※こちらの記事は、HOUYHNHNMブログ『Escape by Melody《メロディによる逃走》』に掲載されていた内容です。
先日、世界最古のオーケストラ、とも言われている、日本の誇る伝統音楽「雅楽」の生演奏を聴きに行きました。
前半は演奏のみの「管弦」(かんげん)、後半は音にあわせて踊る「舞楽」(ぶがく)という構成でした。
太鼓(たいこ)、箏(こと)あたりはイメージつくけれど、琵琶(びわ)、笙(しょう)、篳篥(ひちりき)・・となってくると、どんな音が出るのかもパッと出てこないような、聞き慣れない楽器たち。
それらを操る、色鮮やかな橙色が印象的な和服(装束、と言うのかな)を着た演奏者は、全部で15〜16名ほど。
彼らは「東京楽所」(とうきょうがくそ)という、式典などの正式な場面で雅楽だけではなく、芸術音楽としての雅楽を広めるために結成された団体。
みんな背筋がピンと伸びていて、見ているこちらも思わず姿勢を正す。
「代表の演奏者(オーケストラでいうと指揮者の役割の人)がお辞儀をしたら、そこが拍手をするタイミングです」と、司会の方が教えてくれた後、演奏がスタート。

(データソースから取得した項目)
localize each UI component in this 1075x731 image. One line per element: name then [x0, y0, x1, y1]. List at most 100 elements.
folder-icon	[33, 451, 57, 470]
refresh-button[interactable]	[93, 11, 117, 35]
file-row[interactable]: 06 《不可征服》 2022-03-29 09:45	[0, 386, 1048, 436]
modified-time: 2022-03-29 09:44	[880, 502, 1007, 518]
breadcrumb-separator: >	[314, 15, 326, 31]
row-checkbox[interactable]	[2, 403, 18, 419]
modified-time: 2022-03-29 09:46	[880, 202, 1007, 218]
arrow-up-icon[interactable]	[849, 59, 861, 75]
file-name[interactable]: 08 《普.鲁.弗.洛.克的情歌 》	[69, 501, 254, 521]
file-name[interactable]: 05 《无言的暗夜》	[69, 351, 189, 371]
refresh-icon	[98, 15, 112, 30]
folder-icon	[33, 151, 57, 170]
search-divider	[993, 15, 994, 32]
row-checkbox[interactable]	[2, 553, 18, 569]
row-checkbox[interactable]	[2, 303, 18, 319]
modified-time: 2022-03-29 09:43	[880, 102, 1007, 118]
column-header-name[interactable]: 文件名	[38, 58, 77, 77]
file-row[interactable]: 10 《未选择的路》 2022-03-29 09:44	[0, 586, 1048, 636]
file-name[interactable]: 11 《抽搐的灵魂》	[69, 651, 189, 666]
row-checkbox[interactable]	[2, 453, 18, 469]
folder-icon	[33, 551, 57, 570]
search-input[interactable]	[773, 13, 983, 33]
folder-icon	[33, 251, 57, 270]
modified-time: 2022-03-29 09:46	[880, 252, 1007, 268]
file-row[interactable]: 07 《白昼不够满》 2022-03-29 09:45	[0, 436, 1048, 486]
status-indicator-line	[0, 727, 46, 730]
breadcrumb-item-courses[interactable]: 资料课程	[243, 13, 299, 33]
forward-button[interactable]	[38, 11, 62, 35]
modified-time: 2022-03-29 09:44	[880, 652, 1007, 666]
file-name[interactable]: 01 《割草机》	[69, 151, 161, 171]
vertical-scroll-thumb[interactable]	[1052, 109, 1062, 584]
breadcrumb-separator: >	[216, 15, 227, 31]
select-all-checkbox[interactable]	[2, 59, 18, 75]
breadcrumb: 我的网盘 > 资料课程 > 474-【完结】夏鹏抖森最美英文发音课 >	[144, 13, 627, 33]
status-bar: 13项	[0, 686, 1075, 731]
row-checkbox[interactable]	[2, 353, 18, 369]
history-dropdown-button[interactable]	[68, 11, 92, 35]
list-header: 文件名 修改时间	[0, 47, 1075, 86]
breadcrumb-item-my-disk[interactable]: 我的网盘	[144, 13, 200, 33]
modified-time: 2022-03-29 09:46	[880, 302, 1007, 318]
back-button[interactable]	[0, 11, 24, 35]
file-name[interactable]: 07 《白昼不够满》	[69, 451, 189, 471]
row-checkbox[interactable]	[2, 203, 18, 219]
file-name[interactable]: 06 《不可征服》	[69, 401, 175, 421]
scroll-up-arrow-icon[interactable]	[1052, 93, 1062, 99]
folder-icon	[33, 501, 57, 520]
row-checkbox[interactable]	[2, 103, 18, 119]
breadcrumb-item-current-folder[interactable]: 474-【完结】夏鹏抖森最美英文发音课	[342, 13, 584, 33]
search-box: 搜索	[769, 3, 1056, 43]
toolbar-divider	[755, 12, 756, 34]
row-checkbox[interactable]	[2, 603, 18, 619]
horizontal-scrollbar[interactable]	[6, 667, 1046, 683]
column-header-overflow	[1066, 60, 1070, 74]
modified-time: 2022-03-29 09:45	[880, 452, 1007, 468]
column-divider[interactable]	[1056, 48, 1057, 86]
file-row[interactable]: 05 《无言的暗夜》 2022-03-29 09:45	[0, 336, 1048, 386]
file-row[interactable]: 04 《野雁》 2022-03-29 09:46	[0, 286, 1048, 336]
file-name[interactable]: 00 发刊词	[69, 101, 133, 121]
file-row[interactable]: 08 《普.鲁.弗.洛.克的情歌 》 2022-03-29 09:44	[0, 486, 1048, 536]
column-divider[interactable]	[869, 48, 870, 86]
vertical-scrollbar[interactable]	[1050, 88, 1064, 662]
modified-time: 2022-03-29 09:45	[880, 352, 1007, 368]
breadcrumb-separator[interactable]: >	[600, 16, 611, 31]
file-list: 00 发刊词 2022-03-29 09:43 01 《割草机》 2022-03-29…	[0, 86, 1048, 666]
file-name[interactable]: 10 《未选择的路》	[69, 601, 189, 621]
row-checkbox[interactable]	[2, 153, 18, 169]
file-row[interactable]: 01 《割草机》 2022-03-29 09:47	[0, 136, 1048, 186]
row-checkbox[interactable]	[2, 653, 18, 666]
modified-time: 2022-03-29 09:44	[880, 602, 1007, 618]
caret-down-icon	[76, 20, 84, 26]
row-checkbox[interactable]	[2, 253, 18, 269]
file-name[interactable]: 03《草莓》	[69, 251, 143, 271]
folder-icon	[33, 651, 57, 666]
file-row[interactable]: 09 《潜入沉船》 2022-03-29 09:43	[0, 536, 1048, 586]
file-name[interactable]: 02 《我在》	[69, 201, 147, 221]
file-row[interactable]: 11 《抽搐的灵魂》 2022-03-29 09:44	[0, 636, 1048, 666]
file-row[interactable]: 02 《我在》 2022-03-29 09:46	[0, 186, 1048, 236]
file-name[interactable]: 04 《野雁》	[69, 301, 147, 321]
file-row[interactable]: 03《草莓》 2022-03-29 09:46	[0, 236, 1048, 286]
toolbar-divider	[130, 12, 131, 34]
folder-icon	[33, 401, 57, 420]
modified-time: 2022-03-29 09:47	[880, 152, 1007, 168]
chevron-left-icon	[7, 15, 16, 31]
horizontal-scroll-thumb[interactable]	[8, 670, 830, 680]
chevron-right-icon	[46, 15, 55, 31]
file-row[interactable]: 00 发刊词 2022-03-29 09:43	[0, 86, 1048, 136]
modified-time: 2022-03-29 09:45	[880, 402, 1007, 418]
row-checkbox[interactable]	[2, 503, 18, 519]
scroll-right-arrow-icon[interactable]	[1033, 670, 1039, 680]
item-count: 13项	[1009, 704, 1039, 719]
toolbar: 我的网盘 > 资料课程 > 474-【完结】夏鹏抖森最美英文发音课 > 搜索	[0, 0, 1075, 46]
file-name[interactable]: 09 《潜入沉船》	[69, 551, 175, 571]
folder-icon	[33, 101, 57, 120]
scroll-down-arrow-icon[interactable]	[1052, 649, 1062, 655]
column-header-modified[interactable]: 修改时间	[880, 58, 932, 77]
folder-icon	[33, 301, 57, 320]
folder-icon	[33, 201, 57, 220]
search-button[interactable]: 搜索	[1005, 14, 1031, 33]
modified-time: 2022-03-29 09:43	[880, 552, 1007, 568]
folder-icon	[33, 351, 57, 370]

課題 1 ▸
雅楽の演奏会の文章によると、後半は何という構成でしたか。
課題 2 ▸
雅楽の演奏会の文章を、最後の文に続けて書き進めなさい。

正解 1 ▸
音にあわせて踊る「舞楽」(ぶがく)です。

正解 2 ▸
笙は、17本の細い竹管がひとつにまとまっていて、上へ向かって、一度に複数の音が出る。
その音色は、例えるならハーモニカのような少し艶のある高音域で、その音が鳴った瞬間、空間が一気に華やかになる。(厳密には、ハーモニカよりもっと丸みのあるあたたかい音だけど)
篳篥は、バンドで言ったらボーカルの役目で、しっかりとメロディを担い、琵琶は、弦を一気に弾いてひとつの区切りを表現したり、ポイントでベースラインをなぞったり。
空に浮かぶいろいろな形の雲が横に流れていくように、それぞれの楽器の音色が、時に勢いよく、時にレイヤーのように重なりあいながら、聴き手を包み込んでいく。
そして徐々に同じ音階になっていき(ユニゾン)、気がつけば、まるで目の前に一本の大きな樹木がそびえ立つような、圧倒的な存在感を醸し出している。
かと思えば、ゆっくりと音の輪郭が薄れていき、宇宙へ放り出されたかのような静寂の海へ向かう。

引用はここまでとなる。